### WHAT TO PRODUCE
Gather from the material every line that contains the string "this".

════════════════════

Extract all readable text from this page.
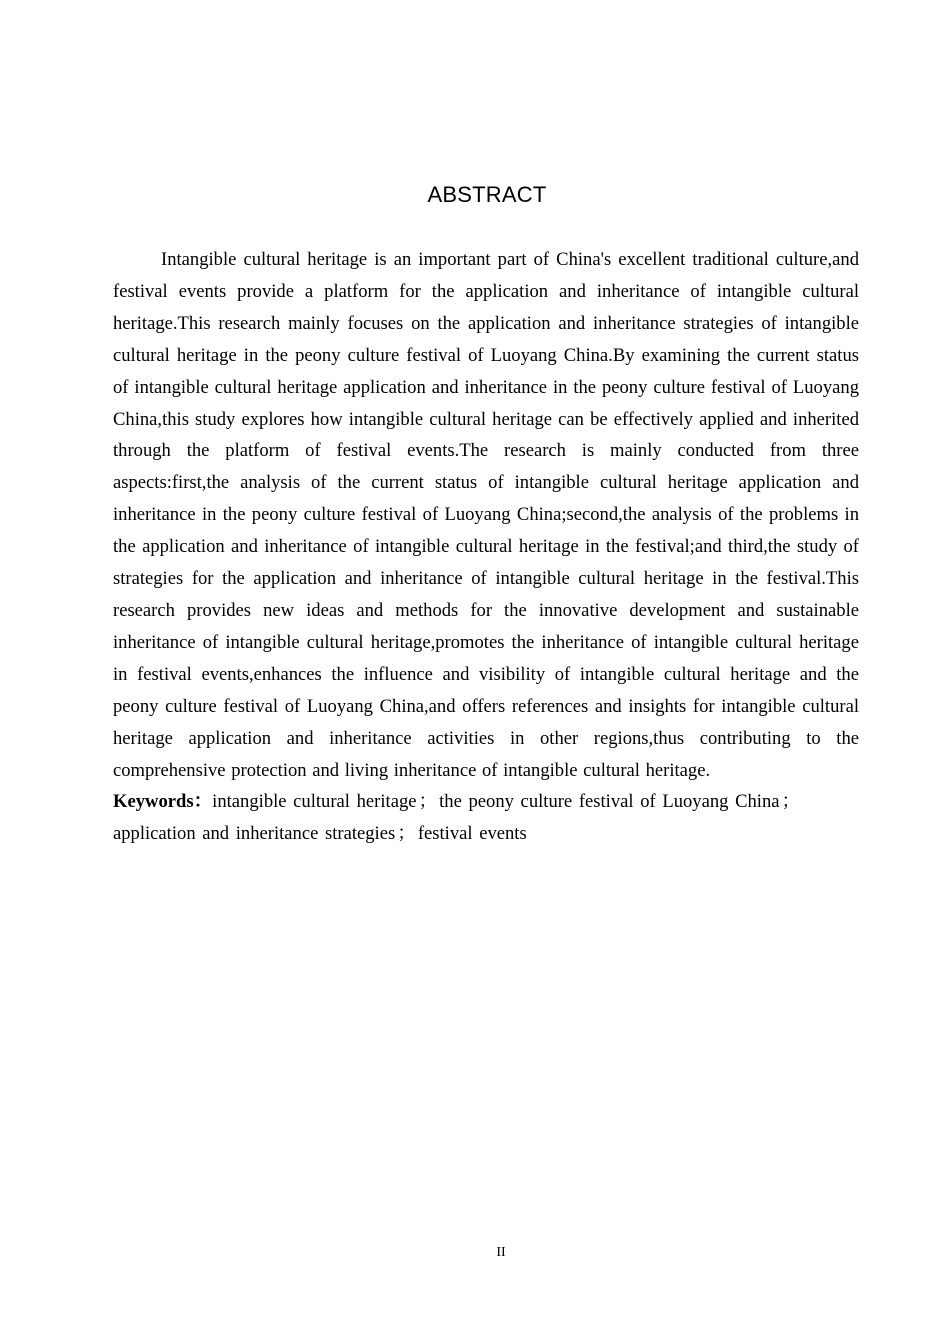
ABSTRACT

Intangible cultural heritage is an important part of China's excellent traditional culture,and festival events provide a platform for the application and inheritance of intangible cultural heritage.This research mainly focuses on the application and inheritance strategies of intangible cultural heritage in the peony culture festival of Luoyang China.By examining the current status of intangible cultural heritage application and inheritance in the peony culture festival of Luoyang China,this study explores how intangible cultural heritage can be effectively applied and inherited through the platform of festival events.The research is mainly conducted from three aspects:first,the analysis of the current status of intangible cultural heritage application and inheritance in the peony culture festival of Luoyang China;second,the analysis of the problems in the application and inheritance of intangible cultural heritage in the festival;and third,the study of strategies for the application and inheritance of intangible cultural heritage in the festival.This research provides new ideas and methods for the innovative development and sustainable inheritance of intangible cultural heritage,promotes the inheritance of intangible cultural heritage in festival events,enhances the influence and visibility of intangible cultural heritage and the peony culture festival of Luoyang China,and offers references and insights for intangible cultural heritage application and inheritance activities in other regions,thus contributing to the comprehensive protection and living inheritance of intangible cultural heritage.

Keywords：intangible cultural heritage ； the peony culture festival of Luoyang China ；application and inheritance strategies ； festival events

II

════════════════════

### CORRECT ANSWER
Extract all readable text from this page.
Intangible cultural heritage is an important part of China's excellent traditional culture,and festival events provide a platform for the application and inheritance of intangible cultural heritage.This research mainly focuses on the application and inheritance strategies of intangible cultural heritage in the peony culture festival of Luoyang China.By examining the current status of intangible cultural heritage application and inheritance in the peony culture festival of Luoyang China,this study explores how intangible cultural heritage can be effectively applied and inherited through the platform of festival events.The research is mainly conducted from three aspects:first,the analysis of the current status of intangible cultural heritage application and inheritance in the peony culture festival of Luoyang China;second,the analysis of the problems in the application and inheritance of intangible cultural heritage in the festival;and third,the study of strategies for the application and inheritance of intangible cultural heritage in the festival.This research provides new ideas and methods for the innovative development and sustainable inheritance of intangible cultural heritage,promotes the inheritance of intangible cultural heritage in festival events,enhances the influence and visibility of intangible cultural heritage and the peony culture festival of Luoyang China,and offers references and insights for intangible cultural heritage application and inheritance activities in other regions,thus contributing to the comprehensive protection and living inheritance of intangible cultural heritage.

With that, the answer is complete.